| EXTRACTED DATA |
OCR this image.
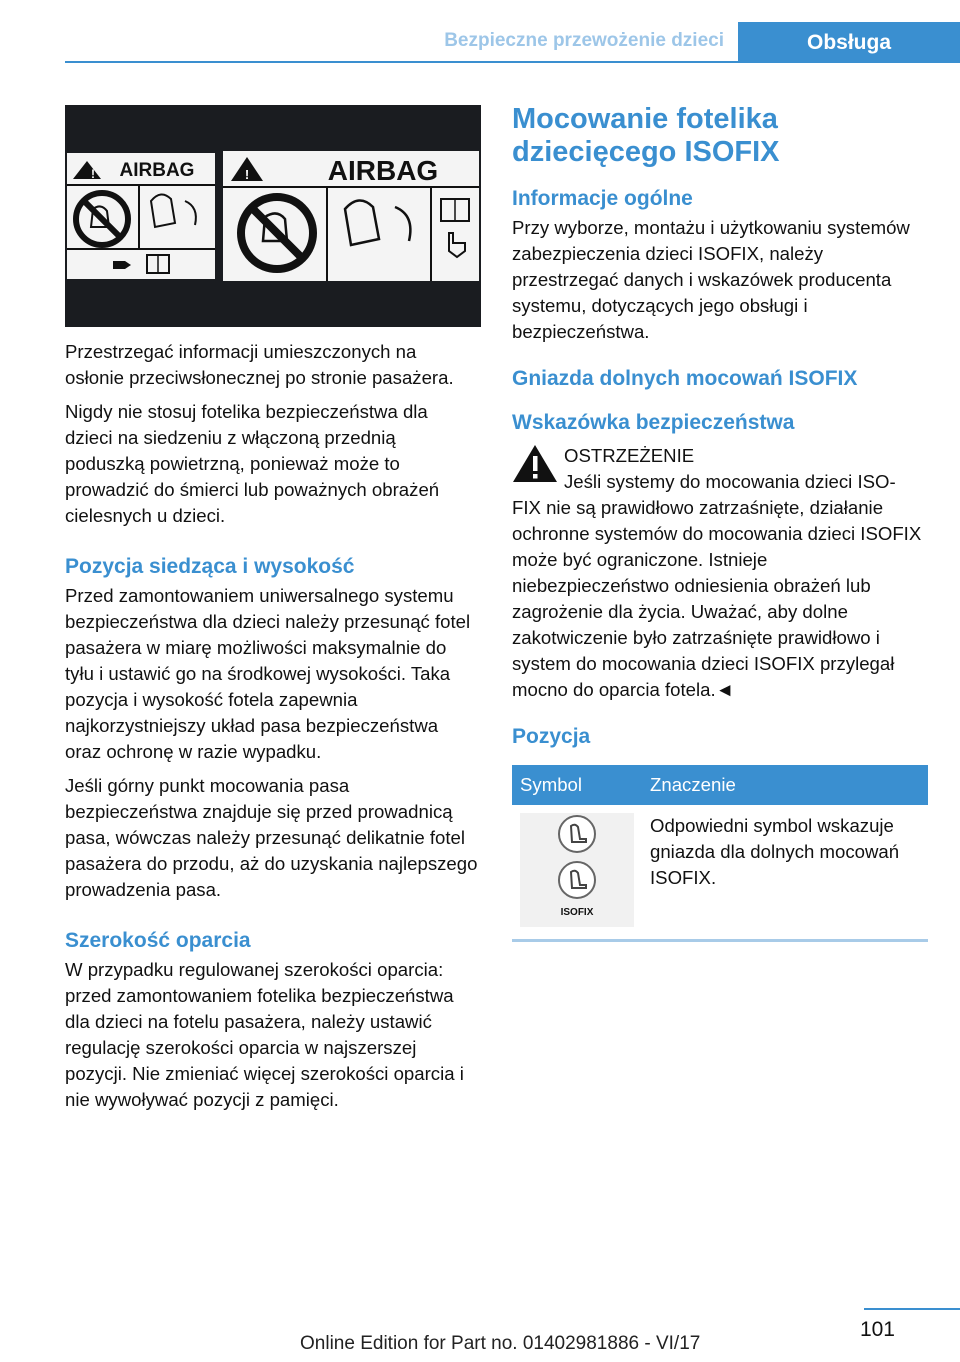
Bezpieczne przewożenie dzieci	Obsługa
! AIRBAG	!	AIRBAG

Przestrzegać informacji umieszczonych na osłonie przeciwsłonecznej po stronie pasażera.

Nigdy nie stosuj fotelika bezpieczeństwa dla dzieci na siedzeniu z włączoną przednią poduszką powietrzną, ponieważ może to prowadzić do śmierci lub poważnych obrażeń cielesnych u dzieci.

Pozycja siedząca i wysokość

Przed zamontowaniem uniwersalnego systemu bezpieczeństwa dla dzieci należy przesunąć fotel pasażera w miarę możliwości maksymalnie do tyłu i ustawić go na środkowej wysokości. Taka pozycja i wysokość fotela zapewnia najkorzystniejszy układ pasa bezpieczeństwa oraz ochronę w razie wypadku.

Jeśli górny punkt mocowania pasa bezpieczeństwa znajduje się przed prowadnicą pasa, wówczas należy przesunąć delikatnie fotel pasażera do przodu, aż do uzyskania najlepszego prowadzenia pasa.

Szerokość oparcia

W przypadku regulowanej szerokości oparcia: przed zamontowaniem fotelika bezpieczeństwa dla dzieci na fotelu pasażera, należy ustawić regulację szerokości oparcia w najszerszej pozycji. Nie zmieniać więcej szerokości oparcia i nie wywoływać pozycji z pamięci.

Mocowanie fotelika dziecięcego ISOFIX
Informacje ogólne

Przy wyborze, montażu i użytkowaniu systemów zabezpieczenia dzieci ISOFIX, należy przestrzegać danych i wskazówek producenta systemu, dotyczących jego obsługi i bezpieczeństwa.

Gniazda dolnych mocowań ISOFIX
Wskazówka bezpieczeństwa
OSTRZEŻENIE
Jeśli systemy do mocowania dzieci ISO-

FIX nie są prawidłowo zatrzaśnięte, działanie ochronne systemów do mocowania dzieci ISOFIX może być ograniczone. Istnieje niebezpieczeństwo odniesienia obrażeń lub zagrożenie dla życia. Uważać, aby dolne zakotwiczenie było zatrzaśnięte prawidłowo i system do mocowania dzieci ISOFIX przylegał mocno do oparcia fotela.◄

Pozycja
Symbol	Znaczenie

ISOFIX	Odpowiedni symbol wskazuje gniazda dla dolnych mocowań ISOFIX.
101
Online Edition for Part no. 01402981886 - VI/17
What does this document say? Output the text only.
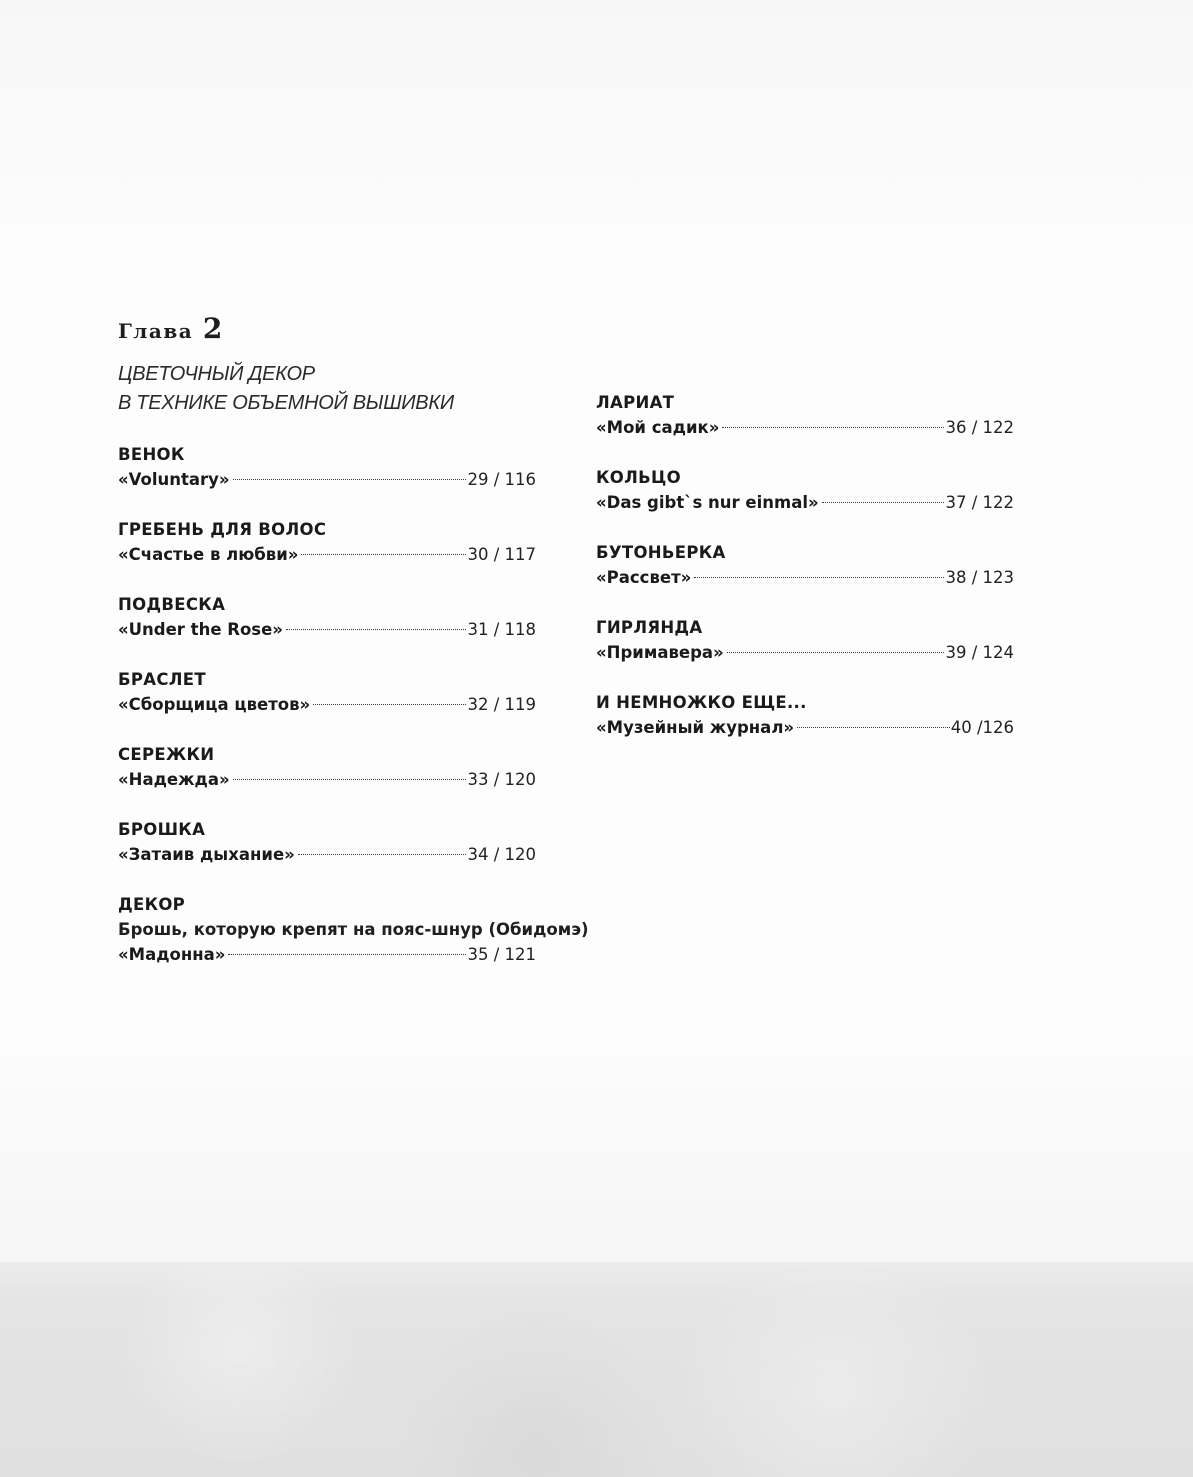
Глава 2
ЦВЕТОЧНЫЙ ДЕКОР
В ТЕХНИКЕ ОБЪЕМНОЙ ВЫШИВКИ
ВЕНОК
«Voluntary»	29 / 116
ГРЕБЕНЬ ДЛЯ ВОЛОС
«Счастье в любви»	30 / 117
ПОДВЕСКА
«Under the Rose»	31 / 118
БРАСЛЕТ
«Сборщица цветов»	32 / 119
СЕРЕЖКИ
«Надежда»	33 / 120
БРОШКА
«Затаив дыхание»	34 / 120
ДЕКОР
Брошь, которую крепят на пояс-шнур (Обидомэ)
«Мадонна»	35 / 121
ЛАРИАТ
«Мой садик»	36 / 122
КОЛЬЦО
«Das gibt`s nur einmal»	37 / 122
БУТОНЬЕРКА
«Рассвет»	38 / 123
ГИРЛЯНДА
«Примавера»	39 / 124
И НЕМНОЖКО ЕЩЕ...
«Музейный журнал»	40 /126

| INSTRUCTION |
Pictures aside, set down the lines from the one containing "What does this" through the end of the records above, exactly and only those.

| FINISHED TASK |
What does this document say? Output the text only.
Глава 2
ЦВЕТОЧНЫЙ ДЕКОР
В ТЕХНИКЕ ОБЪЕМНОЙ ВЫШИВКИ
ВЕНОК
«Voluntary»	29 / 116
ГРЕБЕНЬ ДЛЯ ВОЛОС
«Счастье в любви»	30 / 117
ПОДВЕСКА
«Under the Rose»	31 / 118
БРАСЛЕТ
«Сборщица цветов»	32 / 119
СЕРЕЖКИ
«Надежда»	33 / 120
БРОШКА
«Затаив дыхание»	34 / 120
ДЕКОР
Брошь, которую крепят на пояс-шнур (Обидомэ)
«Мадонна»	35 / 121
ЛАРИАТ
«Мой садик»	36 / 122
КОЛЬЦО
«Das gibt`s nur einmal»	37 / 122
БУТОНЬЕРКА
«Рассвет»	38 / 123
ГИРЛЯНДА
«Примавера»	39 / 124
И НЕМНОЖКО ЕЩЕ...
«Музейный журнал»	40 /126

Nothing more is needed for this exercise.